■ SET EXERCISE: Copy the listing below verbatim. Begin with its first line and end with the line that contains "Bar (632, 233, 668, 406)".
··· PROVIDED RECORDS ···
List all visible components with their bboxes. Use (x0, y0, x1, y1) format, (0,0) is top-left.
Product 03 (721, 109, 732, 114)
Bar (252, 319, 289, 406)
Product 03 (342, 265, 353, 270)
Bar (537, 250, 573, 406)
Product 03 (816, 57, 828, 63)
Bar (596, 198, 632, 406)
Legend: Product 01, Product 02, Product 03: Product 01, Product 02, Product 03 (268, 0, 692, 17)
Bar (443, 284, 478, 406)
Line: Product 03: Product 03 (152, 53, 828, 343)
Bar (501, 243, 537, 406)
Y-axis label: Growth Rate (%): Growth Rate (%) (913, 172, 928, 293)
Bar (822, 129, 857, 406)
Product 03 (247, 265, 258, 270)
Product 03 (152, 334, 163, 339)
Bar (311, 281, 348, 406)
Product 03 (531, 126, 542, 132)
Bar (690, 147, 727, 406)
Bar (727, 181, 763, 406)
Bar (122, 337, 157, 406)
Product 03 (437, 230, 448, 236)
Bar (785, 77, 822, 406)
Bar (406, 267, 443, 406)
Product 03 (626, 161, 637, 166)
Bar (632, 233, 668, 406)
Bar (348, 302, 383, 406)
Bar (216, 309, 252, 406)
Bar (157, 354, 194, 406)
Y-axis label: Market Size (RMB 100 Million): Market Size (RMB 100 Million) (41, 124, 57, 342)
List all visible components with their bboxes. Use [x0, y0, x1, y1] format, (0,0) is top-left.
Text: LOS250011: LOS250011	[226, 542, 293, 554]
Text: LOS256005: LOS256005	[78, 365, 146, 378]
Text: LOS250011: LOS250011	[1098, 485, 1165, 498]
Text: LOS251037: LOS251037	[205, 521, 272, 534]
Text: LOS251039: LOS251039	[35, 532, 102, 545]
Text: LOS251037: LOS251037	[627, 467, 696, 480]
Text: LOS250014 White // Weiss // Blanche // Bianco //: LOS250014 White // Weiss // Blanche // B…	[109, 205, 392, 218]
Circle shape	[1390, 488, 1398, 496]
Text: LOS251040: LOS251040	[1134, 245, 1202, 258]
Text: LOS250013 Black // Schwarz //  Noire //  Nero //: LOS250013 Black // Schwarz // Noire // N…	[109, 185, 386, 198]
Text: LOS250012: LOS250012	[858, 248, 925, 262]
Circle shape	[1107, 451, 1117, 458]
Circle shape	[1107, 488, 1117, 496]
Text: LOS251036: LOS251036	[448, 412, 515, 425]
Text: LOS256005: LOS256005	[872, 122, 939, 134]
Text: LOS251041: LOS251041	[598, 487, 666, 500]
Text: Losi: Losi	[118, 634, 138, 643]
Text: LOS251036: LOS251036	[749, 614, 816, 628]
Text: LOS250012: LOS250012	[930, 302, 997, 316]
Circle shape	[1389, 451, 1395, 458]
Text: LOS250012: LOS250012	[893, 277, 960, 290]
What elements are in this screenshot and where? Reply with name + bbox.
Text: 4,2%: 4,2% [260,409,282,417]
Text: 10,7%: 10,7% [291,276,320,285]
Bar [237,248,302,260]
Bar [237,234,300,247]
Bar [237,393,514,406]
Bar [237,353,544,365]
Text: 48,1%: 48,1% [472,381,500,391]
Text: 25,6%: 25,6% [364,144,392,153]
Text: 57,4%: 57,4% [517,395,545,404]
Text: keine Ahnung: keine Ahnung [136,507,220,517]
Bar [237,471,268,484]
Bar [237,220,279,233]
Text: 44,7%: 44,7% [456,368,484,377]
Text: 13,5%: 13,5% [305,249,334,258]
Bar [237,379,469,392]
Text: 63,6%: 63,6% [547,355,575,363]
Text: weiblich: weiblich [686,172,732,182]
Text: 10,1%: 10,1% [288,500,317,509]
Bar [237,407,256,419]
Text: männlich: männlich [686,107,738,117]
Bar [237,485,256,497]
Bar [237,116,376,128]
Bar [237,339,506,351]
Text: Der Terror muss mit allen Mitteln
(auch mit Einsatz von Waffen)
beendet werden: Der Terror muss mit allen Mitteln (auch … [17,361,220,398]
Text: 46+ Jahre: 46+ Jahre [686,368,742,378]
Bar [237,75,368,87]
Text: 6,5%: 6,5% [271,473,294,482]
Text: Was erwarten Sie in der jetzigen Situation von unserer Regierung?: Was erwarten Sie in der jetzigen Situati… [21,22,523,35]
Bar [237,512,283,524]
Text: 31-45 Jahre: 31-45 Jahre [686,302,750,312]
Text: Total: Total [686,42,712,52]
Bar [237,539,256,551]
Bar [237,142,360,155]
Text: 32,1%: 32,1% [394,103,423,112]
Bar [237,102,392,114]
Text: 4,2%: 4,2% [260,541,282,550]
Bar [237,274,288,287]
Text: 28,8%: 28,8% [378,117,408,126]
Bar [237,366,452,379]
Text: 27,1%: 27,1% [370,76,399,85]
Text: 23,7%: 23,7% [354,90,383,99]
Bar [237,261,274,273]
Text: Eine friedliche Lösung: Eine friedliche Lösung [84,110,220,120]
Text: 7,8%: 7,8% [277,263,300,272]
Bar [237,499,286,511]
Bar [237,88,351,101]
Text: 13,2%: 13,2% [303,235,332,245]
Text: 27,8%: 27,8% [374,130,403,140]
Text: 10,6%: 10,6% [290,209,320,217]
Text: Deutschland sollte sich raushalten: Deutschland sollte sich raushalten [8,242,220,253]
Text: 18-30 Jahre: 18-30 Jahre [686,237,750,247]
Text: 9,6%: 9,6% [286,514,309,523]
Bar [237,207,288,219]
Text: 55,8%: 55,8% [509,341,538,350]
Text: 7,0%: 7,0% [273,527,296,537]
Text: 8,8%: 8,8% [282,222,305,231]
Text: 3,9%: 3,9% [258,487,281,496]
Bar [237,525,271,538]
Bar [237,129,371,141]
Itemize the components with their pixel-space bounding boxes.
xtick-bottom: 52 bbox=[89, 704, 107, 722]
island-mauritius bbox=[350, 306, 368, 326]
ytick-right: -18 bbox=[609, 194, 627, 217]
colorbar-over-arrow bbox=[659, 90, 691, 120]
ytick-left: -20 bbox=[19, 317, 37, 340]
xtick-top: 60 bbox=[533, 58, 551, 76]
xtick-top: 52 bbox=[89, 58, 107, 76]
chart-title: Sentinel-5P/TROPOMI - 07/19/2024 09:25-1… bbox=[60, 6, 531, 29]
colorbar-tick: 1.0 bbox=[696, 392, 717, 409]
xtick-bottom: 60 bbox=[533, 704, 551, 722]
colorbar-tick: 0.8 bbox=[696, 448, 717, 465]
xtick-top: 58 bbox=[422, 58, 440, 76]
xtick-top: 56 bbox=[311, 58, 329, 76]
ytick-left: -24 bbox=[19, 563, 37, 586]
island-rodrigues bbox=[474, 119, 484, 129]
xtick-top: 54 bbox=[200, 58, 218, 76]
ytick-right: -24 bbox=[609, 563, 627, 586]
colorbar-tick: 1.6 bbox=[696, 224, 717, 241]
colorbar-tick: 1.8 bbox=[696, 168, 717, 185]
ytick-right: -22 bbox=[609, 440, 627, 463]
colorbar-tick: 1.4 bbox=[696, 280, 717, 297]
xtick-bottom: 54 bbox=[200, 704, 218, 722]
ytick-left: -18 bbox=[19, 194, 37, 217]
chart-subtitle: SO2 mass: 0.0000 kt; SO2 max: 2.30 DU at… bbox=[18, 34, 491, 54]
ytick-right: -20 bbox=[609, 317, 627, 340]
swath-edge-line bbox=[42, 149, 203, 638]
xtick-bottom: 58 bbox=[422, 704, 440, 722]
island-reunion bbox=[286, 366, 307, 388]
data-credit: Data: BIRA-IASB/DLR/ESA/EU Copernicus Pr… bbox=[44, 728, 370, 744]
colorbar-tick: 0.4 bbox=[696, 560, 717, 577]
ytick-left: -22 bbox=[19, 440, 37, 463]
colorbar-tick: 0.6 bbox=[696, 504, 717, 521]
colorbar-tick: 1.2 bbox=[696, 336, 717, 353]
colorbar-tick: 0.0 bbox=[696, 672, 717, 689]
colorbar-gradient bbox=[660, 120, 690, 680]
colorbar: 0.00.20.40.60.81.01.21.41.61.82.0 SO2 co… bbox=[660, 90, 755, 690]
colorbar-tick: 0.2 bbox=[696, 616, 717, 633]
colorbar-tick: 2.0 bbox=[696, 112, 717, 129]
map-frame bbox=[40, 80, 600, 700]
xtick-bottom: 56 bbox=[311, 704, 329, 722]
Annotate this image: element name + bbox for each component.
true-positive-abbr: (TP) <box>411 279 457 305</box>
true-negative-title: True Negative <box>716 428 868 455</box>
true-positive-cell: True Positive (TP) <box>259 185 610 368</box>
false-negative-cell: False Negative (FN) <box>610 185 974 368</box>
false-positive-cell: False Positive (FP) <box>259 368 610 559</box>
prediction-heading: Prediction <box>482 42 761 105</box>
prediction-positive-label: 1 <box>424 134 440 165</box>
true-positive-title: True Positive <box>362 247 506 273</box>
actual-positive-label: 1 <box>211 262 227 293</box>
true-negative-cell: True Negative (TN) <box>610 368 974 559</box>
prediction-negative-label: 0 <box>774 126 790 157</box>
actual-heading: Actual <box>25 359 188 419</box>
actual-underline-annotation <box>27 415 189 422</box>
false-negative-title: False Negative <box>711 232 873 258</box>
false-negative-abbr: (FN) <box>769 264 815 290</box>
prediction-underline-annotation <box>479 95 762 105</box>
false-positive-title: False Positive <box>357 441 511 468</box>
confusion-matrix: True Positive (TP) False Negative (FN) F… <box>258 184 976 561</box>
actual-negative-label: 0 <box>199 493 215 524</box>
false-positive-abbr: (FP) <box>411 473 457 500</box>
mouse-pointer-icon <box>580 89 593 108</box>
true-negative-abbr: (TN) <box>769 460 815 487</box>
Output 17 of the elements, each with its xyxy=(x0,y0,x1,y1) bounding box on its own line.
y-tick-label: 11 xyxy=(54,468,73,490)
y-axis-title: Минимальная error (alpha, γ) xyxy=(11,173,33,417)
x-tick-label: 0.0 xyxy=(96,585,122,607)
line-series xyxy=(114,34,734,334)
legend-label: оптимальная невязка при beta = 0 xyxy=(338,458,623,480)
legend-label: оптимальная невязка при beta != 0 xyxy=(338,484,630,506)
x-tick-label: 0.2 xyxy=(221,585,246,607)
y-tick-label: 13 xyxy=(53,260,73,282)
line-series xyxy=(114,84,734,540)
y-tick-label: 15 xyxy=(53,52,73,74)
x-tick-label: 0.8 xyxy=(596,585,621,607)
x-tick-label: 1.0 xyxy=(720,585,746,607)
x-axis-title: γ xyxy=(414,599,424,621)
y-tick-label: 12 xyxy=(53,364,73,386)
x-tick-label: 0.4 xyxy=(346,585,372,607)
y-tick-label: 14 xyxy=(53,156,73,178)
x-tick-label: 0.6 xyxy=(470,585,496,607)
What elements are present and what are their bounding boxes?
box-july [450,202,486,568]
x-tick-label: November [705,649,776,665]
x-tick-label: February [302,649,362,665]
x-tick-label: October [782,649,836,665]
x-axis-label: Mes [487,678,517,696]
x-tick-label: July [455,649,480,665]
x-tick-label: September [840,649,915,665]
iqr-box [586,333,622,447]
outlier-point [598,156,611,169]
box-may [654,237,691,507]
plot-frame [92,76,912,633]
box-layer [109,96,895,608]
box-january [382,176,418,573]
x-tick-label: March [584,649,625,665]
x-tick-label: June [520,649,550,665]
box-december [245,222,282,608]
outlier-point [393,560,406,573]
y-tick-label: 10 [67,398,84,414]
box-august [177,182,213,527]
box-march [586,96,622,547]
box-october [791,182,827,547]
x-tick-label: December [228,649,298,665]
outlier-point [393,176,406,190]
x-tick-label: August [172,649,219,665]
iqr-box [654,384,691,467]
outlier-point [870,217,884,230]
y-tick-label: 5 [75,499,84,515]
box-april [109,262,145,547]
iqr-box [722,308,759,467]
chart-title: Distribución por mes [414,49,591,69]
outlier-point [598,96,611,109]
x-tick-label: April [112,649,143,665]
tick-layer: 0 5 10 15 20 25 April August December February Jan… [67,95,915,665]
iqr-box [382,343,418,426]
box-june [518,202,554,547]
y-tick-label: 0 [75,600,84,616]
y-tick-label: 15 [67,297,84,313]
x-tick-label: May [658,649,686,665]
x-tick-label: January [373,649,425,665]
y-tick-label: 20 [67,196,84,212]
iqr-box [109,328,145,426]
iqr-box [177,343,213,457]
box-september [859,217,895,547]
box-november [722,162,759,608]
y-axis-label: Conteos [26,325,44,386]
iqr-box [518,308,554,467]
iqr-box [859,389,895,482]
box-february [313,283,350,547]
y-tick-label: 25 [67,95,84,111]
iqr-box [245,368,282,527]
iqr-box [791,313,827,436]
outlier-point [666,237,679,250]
···
■ THE RESULT:
List all visible components with their bboxes. Use (x0, y0, x1, y1) format, (0,0) is top-left.
Product 03 (721, 109, 732, 114)
Bar (252, 319, 289, 406)
Product 03 (342, 265, 353, 270)
Bar (537, 250, 573, 406)
Product 03 (816, 57, 828, 63)
Bar (596, 198, 632, 406)
Legend: Product 01, Product 02, Product 03: Product 01, Product 02, Product 03 (268, 0, 692, 17)
Bar (443, 284, 478, 406)
Line: Product 03: Product 03 (152, 53, 828, 343)
Bar (501, 243, 537, 406)
Y-axis label: Growth Rate (%): Growth Rate (%) (913, 172, 928, 293)
Bar (822, 129, 857, 406)
Product 03 (247, 265, 258, 270)
Product 03 (152, 334, 163, 339)
Bar (311, 281, 348, 406)
Product 03 (531, 126, 542, 132)
Bar (690, 147, 727, 406)
Bar (727, 181, 763, 406)
Bar (122, 337, 157, 406)
Product 03 (437, 230, 448, 236)
Bar (785, 77, 822, 406)
Bar (406, 267, 443, 406)
Product 03 (626, 161, 637, 166)
Bar (632, 233, 668, 406)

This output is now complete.